- Исходный текст:
В конце концов, промокшие и счастливые, мы все вновь собрались на берегу. Началось шуточное выяснение отношений: «Если ты думаешь, что, раз ты вчера лучше продался, ты имеешь право переворачивать мою лодку, то ты ошибаешься». Конечно, это было лишь обычное дружеское подтрунивание, но теперь оно обогатилось новыми смысловыми нюансами. Когда мы вернулись на теплоход, начался круглый стол, за которым собрались самые значительные персонажи из тех, кто отправился в эту поездку. Тем временем художники помоложе обсыхали на солнышке на верхней палубе, а те, кто постарше, отправились поспать.
И лишь несчастный Гриша Брускин, которому так и не довелось прокатиться на водном велосипеде, продолжал свой разговор с корреспондентом «Вэнити фэйр» в окружении других журналистов, горевших желанием взять у него интервью.
Эта ситуация с Гришей Брускиным повторялась тысячу раз на тысяче разных уровней. Сам он и тогда, и впоследствии демонстрировал редкостное отсутствие тонкости в общении с прессой, с коллекционерами и искусствоведами, всем своим поведением доказывая, что он именно так прост, как полагали его московские знакомые. Другие же художники смогли разглядеть в этих встречах советского и западного сознания нечто интересное для себя. Со временем художники весьма понаторели в умении подсунуть Западу ту фразеологию, при помощи которой можно было дать критическое описание их работ. Они сами очерчивали некие рамки, намеренно акцентируя подчас случайное и поверхностное сходство с западным искусством, исходя из предпосылки, что работы, кажущиеся доступными, никогда не будут ни оставлены без внимания, ни до конца поняты. Проще говоря, весной 1988 года советские художники осознали, что вполне возможно скрыть истинный смысл произведения за внешней доступностью и таким образом обрести популярность на Западе, не выдавая своих тайн. Видимую легковесность замысла – прием, к которому они прибегали в своем противостоянии властям, – они заменили на весьма поверхностную философию – своего рода дежурную песню, исполнявшуюся для посетителей. Они раскрывали смыслы созданного по своему усмотрению, словно составляли пазлы, а потом объясняли, как соединить детальки, совершенно не обращая внимания ни на целостную картину, ни на то, каким образом ее разделили на части.
Анализ этой ситуации, безусловно, ставил западного критика в очень трудное положение, подталкивая к созданию неких ложных канонов. Надя Бурова, жена поэта и художника Дмитрия Пригова, рассказывала мне, что где-то в 1970-х годах кое-кому из советских художников довелось увидеть «Диптих Мэрилин» Энди Уорхола. Лицо Мэрилин Монро им ничего не говорило, но шелкография Уорхола их поразила. В этом-то и состояло, решили они, его главное достижение. Они увидели в Уорхоле то, о чем мы совершенно забыли. Но сами они заимствуют друг у друга образы гораздо более темные и непонятные для нас, чем был для них образ Монро. Наша традиция основывается на вещах и событиях, имеющих отношение к западному искусству. Она исходит из того, что невозможно раз и навсегда пригвоздить к какой-то работе определенный смысл и на этом успокоиться, но настаивает на необходимости дать ей некое определение, встроить в последовательную систему исторических влияний. Критик, исследующий советское искусство, так сказать, со стороны, обнаруживает некие связи, анализ которых, с советской точки зрения, эквивалентен анализу творчества Уорхола исключительно в сравнении с художниками, работающими в технике шелкографии.

[Сохранённые записи]
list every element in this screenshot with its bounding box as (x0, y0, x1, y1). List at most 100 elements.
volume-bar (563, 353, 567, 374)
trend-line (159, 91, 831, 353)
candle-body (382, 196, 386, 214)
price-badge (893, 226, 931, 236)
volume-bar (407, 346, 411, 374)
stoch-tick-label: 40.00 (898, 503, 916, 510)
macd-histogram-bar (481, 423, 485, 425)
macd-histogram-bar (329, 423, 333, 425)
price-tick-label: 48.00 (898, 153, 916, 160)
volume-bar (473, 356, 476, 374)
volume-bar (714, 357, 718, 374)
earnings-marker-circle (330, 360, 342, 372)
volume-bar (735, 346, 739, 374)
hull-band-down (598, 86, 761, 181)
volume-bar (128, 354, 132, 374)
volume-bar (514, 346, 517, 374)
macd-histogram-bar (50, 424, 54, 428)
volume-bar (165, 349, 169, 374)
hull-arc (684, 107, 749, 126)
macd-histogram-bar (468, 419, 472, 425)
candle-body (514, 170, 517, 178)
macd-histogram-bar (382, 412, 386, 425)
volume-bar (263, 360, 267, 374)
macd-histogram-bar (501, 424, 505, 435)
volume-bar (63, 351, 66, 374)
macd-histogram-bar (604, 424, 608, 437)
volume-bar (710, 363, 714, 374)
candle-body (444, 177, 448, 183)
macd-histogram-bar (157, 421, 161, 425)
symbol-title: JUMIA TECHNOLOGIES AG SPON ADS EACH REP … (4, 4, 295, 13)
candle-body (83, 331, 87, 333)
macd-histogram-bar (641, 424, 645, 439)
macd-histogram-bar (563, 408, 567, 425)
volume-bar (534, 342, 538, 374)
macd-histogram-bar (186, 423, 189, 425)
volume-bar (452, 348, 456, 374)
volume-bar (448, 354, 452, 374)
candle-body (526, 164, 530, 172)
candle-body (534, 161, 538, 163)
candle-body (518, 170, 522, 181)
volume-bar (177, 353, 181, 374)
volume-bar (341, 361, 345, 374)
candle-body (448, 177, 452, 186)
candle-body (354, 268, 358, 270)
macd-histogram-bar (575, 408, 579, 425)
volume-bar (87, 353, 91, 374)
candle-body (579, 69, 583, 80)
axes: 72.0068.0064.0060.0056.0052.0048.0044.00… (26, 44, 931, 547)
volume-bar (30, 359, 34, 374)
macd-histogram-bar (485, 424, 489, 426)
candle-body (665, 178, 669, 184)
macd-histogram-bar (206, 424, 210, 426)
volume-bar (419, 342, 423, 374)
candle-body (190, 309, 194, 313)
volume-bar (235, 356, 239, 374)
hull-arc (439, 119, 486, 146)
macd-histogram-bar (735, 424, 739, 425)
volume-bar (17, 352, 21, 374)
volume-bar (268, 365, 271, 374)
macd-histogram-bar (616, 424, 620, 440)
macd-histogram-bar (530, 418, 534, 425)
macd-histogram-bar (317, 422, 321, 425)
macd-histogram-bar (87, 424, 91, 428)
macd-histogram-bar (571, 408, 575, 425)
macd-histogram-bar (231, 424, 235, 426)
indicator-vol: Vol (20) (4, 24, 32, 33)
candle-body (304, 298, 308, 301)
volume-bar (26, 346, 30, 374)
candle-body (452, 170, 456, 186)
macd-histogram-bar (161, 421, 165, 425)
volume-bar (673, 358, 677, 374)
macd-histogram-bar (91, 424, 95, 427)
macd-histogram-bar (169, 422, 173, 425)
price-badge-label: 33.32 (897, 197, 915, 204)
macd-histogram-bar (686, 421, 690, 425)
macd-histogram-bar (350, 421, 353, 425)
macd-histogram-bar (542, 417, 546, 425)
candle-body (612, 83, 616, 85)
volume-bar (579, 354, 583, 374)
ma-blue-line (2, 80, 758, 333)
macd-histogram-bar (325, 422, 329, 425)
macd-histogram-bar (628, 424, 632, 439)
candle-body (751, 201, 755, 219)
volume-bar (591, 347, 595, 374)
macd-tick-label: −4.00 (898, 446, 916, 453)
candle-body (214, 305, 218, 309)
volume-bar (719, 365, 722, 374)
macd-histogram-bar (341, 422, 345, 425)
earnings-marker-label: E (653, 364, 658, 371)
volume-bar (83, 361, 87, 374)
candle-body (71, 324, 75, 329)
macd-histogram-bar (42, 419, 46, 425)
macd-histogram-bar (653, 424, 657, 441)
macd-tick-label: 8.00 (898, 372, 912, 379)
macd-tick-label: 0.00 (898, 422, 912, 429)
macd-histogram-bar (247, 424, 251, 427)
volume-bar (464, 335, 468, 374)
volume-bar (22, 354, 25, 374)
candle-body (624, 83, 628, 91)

- Задания:
1. Передайте в двух предложениях основное содержание текста о советских художниках и западной прессе.
2. Перескажите в виде короткого списка абзац текста о советских художниках и западной прессе, начинающийся словами «Анализ этой ситуации», сохранив его основные факты.

- Ответы к заданиям:
1. После катания на воде художники вернулись на теплоход, а Гриша Брускин продолжал давать интервью журналистам, проявляя, как и впоследствии, редкостное отсутствие тонкости в общении с прессой. Другие художники весной 1988 года осознали, что истинный смысл работ можно скрыть за внешней доступностью и подсунуть Западу удобную фразеологию, а это ставило западного критика в трудное положение и подталкивало к созданию ложных канонов.

2.
- Анализ этой ситуации ставил западного критика в очень трудное положение и подталкивал к созданию ложных канонов.
- По рассказу Нади Буровой, жены поэта и художника Дмитрия Пригова, где-то в 1970-х годах некоторые советские художники увидели «Диптих Мэрилин» Энди Уорхола.
- Лицо Мэрилин Монро им ничего не говорило, но их поразила шелкография, которую они сочли главным достижением Уорхола.
- Сами они заимствуют друг у друга образы, гораздо более темные и непонятные для западной стороны, чем был для них образ Монро.
- Западная традиция опирается на вещи и события западного искусства. Она признает, что смысл работы нельзя закрепить раз и навсегда, но требует дать ей определение и встроить ее в систему исторических влияний.
- Критик, изучающий советское искусство со стороны, находит связи, анализ которых, с советской точки зрения, равносилен анализу творчества Уорхола исключительно в сравнении с художниками, работающими в технике шелкографии.